▶ Request:
Identify the lines containing the word "DISCHARGED". Copy each one.
◇ ◇ ◇ ◇
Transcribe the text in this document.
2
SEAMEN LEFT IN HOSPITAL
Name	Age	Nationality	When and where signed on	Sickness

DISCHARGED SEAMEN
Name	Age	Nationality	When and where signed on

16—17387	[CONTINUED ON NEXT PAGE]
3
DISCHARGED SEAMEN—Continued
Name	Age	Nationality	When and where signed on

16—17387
◇ ◇ ◇ ◇
▶ Full solution:
DISCHARGED SEAMEN
DISCHARGED SEAMEN—Continued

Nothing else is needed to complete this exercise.